WHAT TO DO
Return a copy of each line that holds the string "numerosa".
-.-.-
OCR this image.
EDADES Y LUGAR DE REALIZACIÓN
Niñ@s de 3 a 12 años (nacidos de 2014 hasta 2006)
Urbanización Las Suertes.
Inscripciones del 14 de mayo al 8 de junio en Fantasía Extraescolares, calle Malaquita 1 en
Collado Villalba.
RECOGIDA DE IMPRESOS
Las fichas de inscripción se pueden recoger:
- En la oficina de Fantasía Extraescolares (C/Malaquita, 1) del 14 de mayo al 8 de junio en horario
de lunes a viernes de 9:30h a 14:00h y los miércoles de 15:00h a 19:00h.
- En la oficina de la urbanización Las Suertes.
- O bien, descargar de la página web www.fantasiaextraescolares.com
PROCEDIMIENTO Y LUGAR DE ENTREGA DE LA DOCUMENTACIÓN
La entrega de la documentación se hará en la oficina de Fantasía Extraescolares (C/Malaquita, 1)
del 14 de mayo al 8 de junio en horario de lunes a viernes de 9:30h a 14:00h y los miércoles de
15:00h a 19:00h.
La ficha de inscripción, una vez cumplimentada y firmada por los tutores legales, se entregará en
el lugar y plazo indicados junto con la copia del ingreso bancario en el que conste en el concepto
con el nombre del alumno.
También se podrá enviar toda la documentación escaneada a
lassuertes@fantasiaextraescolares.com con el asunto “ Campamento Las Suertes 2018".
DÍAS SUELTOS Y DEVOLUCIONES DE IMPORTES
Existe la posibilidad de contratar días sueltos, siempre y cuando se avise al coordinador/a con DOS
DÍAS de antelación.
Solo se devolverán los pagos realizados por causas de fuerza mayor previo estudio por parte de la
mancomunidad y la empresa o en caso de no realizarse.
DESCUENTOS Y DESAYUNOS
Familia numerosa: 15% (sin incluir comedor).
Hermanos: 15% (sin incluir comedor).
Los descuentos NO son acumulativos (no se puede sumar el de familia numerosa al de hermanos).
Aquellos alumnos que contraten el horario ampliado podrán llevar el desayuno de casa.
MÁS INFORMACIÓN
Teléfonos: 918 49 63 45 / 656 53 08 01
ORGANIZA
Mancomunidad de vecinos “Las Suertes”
-.-.-
WRITTEN SOLUTION
Familia numerosa: 15% (sin incluir comedor).
Los descuentos NO son acumulativos (no se puede sumar el de familia numerosa al de hermanos).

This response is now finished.